(Entries from a dataset)
****************************************

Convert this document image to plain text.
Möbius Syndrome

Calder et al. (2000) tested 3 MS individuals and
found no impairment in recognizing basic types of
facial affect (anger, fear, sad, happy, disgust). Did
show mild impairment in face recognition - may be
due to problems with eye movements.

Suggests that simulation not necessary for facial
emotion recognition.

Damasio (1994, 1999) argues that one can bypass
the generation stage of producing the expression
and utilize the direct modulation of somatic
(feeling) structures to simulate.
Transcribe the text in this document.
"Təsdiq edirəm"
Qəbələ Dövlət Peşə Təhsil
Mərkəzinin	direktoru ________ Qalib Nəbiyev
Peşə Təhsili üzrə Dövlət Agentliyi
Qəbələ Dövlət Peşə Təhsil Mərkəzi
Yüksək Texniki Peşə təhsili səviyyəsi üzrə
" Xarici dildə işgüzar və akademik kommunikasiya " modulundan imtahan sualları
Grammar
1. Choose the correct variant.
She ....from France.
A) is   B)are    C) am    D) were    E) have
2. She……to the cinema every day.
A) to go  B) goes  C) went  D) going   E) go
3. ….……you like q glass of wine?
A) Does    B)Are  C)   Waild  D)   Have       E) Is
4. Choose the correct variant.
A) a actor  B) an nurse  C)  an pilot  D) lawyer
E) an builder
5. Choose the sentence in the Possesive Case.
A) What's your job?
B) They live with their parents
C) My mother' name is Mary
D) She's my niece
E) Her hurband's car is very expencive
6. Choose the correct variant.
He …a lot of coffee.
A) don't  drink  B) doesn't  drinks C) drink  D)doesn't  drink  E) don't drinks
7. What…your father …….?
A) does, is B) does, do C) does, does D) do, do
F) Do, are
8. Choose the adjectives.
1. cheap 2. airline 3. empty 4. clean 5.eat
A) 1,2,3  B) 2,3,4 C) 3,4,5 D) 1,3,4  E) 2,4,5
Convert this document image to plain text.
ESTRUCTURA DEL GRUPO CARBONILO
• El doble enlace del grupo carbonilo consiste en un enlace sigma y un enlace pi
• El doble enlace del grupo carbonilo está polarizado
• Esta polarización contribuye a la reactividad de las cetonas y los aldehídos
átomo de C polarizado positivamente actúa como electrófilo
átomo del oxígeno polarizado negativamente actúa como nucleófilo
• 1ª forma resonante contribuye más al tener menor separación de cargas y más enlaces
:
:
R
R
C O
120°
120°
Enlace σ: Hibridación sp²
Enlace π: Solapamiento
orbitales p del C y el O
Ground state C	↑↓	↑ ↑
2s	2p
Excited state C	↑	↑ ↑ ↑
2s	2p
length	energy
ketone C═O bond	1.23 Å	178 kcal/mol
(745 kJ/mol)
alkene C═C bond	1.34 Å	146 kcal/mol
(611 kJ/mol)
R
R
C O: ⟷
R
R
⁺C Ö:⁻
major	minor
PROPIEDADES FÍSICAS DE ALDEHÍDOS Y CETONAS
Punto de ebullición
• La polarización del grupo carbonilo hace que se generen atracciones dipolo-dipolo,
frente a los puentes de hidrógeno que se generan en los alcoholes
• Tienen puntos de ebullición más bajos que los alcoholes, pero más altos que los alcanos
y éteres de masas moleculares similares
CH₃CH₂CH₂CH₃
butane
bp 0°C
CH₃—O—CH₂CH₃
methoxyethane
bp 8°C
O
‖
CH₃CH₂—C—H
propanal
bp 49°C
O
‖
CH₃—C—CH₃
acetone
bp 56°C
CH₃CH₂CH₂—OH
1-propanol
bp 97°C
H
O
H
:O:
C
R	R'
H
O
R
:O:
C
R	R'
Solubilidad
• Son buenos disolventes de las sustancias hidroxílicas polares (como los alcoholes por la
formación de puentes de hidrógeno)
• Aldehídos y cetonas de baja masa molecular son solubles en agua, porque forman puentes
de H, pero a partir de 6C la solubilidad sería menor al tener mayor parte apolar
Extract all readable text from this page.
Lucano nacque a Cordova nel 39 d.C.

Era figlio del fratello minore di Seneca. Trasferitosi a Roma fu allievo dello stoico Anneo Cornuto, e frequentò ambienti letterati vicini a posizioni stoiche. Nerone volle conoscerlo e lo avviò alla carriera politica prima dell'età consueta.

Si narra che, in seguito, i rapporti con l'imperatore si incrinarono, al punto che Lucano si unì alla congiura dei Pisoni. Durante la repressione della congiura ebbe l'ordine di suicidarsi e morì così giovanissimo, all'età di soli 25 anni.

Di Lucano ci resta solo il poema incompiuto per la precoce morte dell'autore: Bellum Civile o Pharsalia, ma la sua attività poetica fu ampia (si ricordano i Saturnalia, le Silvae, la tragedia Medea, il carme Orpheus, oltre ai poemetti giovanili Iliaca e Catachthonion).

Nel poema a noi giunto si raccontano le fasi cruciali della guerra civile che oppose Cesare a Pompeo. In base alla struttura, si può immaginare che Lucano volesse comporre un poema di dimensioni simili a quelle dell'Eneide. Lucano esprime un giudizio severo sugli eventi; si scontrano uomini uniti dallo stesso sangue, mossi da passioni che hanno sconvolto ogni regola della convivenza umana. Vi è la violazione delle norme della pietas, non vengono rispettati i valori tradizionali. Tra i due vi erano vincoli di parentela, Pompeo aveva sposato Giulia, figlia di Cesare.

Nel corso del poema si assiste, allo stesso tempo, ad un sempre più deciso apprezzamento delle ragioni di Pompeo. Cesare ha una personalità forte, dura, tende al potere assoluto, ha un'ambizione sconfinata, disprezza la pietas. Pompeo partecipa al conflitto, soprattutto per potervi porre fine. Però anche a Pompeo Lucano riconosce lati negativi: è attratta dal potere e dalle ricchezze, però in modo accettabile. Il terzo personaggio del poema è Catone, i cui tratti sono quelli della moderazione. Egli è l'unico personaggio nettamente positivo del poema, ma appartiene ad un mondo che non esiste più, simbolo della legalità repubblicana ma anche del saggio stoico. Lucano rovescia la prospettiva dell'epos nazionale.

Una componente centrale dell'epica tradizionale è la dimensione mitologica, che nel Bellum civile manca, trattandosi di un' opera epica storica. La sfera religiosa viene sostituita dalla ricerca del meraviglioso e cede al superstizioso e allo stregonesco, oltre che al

****************************************

**Direction**
Check each line of the records for the word "actúa" and extract those that contain it.

**Result**
átomo de C polarizado positivamente actúa como electrófilo
átomo del oxígeno polarizado negativamente actúa como nucleófilo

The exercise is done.